→ **抜粋**

そこでノウハウを蓄積して、民間に広めていく。
それは間違いではないんだけど
官営と民間では雲泥の差
六工社立ち上げの意欲に燃える大里忠一も先立つものがあまりに乏しい。
外国から機械を取り寄せるなんてとんでもない。

方法はひとつ。自分で作る。
色んなところに聞いて回って何度も何度も試行錯誤
とうとう何とかしちゃった。

そんなだから、立ち上げた会社に対する気持ちの入れようは尋常ではない
それは、その奥さんもそう
大里婦人は、もともと「座繰り」と呼ばれる手動での養蚕糸作りの専門家
何とか力になりたいと、工場にやって来た。

自分でも手出ししちゃう。
手動ではそうかもしれないけど、機械だとそこで繭を煮ちゃいけません。
悪気はなく、いてもたってもいられないって気持ちも分かるので、
誰も「違う」って言い出せない。

そういう時は決まって、英にお鉢が回ってくる
英は、理屈で説得というのもちょっと違う気がした。
英としても、自分が習ってきたやり方以外には分かっていない。
ひょっとしたら大里婦人のやり方の方が良い可能性だってある

考えて考えてひとつの方法を思い付いた。
横浜には、糸を買い付けてくれる外国人がいる
両方のやり方で作った糸を、値段をつけずに持っていこう
その場で値段をつけてもらう。
恨みっこなしで、高い値段が付いた方のやり方に従う。

そういう提案を大里婦人にした。

実際には、実行には移されなかった。
大里婦人が折れたから。

何のために、主人が蒸気の機械を作ったのか
当然機械を使う大前提。
そして、その機械を使ったやり方については、熟知している人が来てくれたんだ。
自分は何をしていたんだろう。
自分を最大限に立ててくれた提案までしてくれた。

ごめんなさい。
もう一度いちから教えていただけるかしら。

思いは一緒。
お互いにそれは分かっているから、すぐに打ち解けた。

横田家の無念
英は、富岡製糸場でも、六工社に来てもずいぶん頑張っている。
六工社では、二日目に体調を壊したにも関わらず、頑張り続けている
大里婦人との一件でも、悪者になってでも品質の高い糸を作りたい一心だった。

実は、そこまでして、という英の行動には訳がある

横田家の無念

横田英のお母さんには九郎左衛門というお兄さんがいた。
横田家はおそらくいわゆる名家だったと思われます。

その長男である、九郎左衛門は
国を憂いていた
まだ江戸時代

もっと国を富ませる事はできないものか。

→ **提示記録**
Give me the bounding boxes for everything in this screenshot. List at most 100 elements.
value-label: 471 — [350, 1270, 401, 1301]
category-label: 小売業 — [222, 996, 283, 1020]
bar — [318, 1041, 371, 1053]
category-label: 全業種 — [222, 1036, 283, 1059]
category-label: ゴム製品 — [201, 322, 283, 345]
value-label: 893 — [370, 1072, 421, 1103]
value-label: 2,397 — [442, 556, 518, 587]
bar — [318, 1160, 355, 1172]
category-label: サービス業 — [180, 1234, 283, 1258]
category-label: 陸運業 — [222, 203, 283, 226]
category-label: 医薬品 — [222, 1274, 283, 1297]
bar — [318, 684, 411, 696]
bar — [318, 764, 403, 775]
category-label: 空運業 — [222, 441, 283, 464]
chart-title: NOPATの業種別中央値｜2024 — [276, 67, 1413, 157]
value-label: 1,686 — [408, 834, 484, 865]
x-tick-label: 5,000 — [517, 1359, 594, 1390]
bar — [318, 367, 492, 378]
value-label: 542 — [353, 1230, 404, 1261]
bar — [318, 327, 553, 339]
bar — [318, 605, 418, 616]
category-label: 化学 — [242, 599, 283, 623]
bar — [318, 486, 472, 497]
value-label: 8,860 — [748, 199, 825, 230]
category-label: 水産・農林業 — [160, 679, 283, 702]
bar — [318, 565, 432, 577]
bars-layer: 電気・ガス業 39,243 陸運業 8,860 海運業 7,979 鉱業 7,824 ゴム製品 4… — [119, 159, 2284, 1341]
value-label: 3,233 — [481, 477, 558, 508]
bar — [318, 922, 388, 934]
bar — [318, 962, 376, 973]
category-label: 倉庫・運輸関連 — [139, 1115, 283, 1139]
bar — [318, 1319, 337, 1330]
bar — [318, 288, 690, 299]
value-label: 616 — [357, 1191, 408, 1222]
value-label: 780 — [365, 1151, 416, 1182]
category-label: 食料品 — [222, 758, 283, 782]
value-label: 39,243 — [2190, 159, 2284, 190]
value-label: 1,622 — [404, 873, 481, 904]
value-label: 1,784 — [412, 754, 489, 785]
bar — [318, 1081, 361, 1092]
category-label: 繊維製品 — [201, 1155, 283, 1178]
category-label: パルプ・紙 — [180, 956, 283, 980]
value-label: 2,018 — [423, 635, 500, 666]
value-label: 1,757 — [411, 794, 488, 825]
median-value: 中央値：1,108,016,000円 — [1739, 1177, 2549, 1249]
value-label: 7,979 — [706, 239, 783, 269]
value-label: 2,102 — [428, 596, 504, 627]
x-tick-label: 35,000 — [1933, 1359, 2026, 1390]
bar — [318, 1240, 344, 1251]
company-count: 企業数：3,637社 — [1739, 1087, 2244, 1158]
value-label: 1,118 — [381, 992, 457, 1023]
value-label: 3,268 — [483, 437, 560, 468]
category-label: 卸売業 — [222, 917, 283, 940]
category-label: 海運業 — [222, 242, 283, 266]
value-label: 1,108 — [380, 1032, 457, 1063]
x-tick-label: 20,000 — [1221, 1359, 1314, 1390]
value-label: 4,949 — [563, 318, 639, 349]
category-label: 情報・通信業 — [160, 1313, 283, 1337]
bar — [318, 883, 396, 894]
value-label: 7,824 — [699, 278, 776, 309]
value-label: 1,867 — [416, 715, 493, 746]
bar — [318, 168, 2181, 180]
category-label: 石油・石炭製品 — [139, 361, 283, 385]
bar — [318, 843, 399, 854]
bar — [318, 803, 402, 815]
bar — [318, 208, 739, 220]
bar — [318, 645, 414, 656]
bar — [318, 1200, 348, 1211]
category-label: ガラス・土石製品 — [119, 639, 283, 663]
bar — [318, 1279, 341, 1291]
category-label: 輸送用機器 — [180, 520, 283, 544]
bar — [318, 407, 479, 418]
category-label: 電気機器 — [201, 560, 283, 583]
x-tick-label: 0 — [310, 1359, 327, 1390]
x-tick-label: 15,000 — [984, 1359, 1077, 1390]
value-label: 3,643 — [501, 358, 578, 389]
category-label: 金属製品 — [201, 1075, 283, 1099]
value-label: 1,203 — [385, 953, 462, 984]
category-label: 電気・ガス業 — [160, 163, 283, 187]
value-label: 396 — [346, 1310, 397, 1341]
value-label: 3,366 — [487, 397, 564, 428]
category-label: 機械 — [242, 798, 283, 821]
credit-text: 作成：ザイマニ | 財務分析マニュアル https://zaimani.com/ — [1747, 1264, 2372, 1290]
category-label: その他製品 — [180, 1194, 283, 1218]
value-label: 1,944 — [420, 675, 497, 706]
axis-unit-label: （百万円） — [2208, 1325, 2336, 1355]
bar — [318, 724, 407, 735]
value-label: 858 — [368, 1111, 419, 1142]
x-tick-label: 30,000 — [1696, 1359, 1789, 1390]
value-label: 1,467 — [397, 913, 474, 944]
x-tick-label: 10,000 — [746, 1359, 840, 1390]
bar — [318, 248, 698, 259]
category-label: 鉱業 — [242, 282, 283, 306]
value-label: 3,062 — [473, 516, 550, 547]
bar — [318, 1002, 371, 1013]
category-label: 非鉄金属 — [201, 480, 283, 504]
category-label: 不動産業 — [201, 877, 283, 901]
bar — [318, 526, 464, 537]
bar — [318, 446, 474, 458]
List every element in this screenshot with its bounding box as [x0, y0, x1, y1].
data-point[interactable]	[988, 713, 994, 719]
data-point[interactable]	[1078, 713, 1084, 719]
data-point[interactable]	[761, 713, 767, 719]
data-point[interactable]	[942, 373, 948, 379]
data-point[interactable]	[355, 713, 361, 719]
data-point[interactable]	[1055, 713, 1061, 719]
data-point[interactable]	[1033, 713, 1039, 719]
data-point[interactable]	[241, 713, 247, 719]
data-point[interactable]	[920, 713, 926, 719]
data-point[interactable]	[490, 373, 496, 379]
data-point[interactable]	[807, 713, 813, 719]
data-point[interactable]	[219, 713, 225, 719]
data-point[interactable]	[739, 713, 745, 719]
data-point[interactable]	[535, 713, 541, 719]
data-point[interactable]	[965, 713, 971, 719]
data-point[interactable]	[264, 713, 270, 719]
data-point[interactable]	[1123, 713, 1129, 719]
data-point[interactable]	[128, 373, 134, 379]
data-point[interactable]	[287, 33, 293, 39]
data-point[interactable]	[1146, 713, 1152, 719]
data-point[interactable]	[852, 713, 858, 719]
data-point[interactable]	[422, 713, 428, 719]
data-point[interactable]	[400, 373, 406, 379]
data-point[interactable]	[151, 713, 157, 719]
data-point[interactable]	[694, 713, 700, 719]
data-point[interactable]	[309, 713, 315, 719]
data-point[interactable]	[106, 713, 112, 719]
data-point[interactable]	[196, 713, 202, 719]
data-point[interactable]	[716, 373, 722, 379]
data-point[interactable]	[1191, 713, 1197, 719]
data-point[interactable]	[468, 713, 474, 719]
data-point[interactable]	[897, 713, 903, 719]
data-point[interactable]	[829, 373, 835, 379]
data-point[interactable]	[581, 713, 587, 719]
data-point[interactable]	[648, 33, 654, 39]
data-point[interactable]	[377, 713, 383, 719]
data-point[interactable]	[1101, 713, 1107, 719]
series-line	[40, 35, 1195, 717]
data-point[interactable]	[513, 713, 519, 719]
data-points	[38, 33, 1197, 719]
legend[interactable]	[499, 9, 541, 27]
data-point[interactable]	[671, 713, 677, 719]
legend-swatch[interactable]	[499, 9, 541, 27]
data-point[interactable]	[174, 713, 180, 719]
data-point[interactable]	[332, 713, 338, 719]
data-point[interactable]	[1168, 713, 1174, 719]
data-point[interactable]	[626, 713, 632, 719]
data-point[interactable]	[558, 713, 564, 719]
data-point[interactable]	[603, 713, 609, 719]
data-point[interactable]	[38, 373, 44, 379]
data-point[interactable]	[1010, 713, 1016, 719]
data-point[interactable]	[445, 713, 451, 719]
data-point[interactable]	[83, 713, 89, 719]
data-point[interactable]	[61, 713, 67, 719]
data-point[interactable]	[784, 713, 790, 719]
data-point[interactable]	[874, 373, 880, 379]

→ **課題一覧**
1 - 次の(a)〜(c)が横田英についての抜粋の内容と合うかどうかを、それぞれ「はい」か「いいえ」で答えよ。判断の根拠となる抜粋中の語句をそのまま引用して添えること。
(a) 大里忠一は外国から機械を取り寄せた。
(b) 大里婦人はもともと「座繰り」の専門家だった。
(c) 英の提案どおり、二つのやり方で作った糸が横浜で値付けされた。
2 - 横田英についての抜粋のうち「考えて考えてひとつの方法を思い付いた。」で始まる段落を、主な事実を残して箇条書きにまとめよ。
3 - 横田英についての抜粋を、最後の一文「もっと国を富ませる事はできないものか。」の後から書き継げ。

→ **解答**
1 -
(a) いいえ。「外国から機械を取り寄せるなんてとんでもない。」「方法はひとつ。自分で作る。」
(b) はい。「大里婦人は、もともと「座繰り」と呼ばれる手動での養蚕糸作りの専門家」
(c) いいえ。「実際には、実行には移されなかった。」

2 -
・英は考えた末に、ひとつの方法を思い付いた。
・横浜には糸を買い付けてくれる外国人がいる。
・両方のやり方で作った糸を値段をつけずに持っていき、その場で値段をつけてもらう。
・高い値段が付いた方のやり方に、恨みっこなしで従う。

3 -
その方法を探るべく、全国行脚の旅に出た。
鉄道があるわけではない。
徒歩で何年もかけて
食うや食わずの貧乏旅

ある気付きを持って帰ってきた。
全国どこへ行っても、港がある場所以外は富んではいない。

残念ながら、今の長野県松代藩には海がない
でも千曲川がある
越後は大豆の出来ぬ国だから、松代領分の農家で作った大豆を船で持っていく。
逆に鯡・鰯 その他の魚類の肥料を持帰り、農作物の肥料に致したなら、一挙両得
千曲川に港を作ろう。

早速、松代藩に提案。
大変よろしいと許可。但し徳川幕府にも許可が必要とのこと
ここからが大変。
あちこちたらい回しにされながら、その都度付け届けが必要
どんどん金がなくなっていくが国のためと、粘り強く続けていく。

ようやく許可。
許可は出たが、金が出るわけではない。
港を作りたければ、船80艘までの港を作って良いです。
それだけ。

私財を投げ打って、港作り。
これがまた、難工事
何年かかったかまでは記録に残っていないが、1年2年のレベルではない。
大滝という場所なんだけど、そこに小屋を作って住み込み

ようやく不完全ながらも、船が通れるようになった。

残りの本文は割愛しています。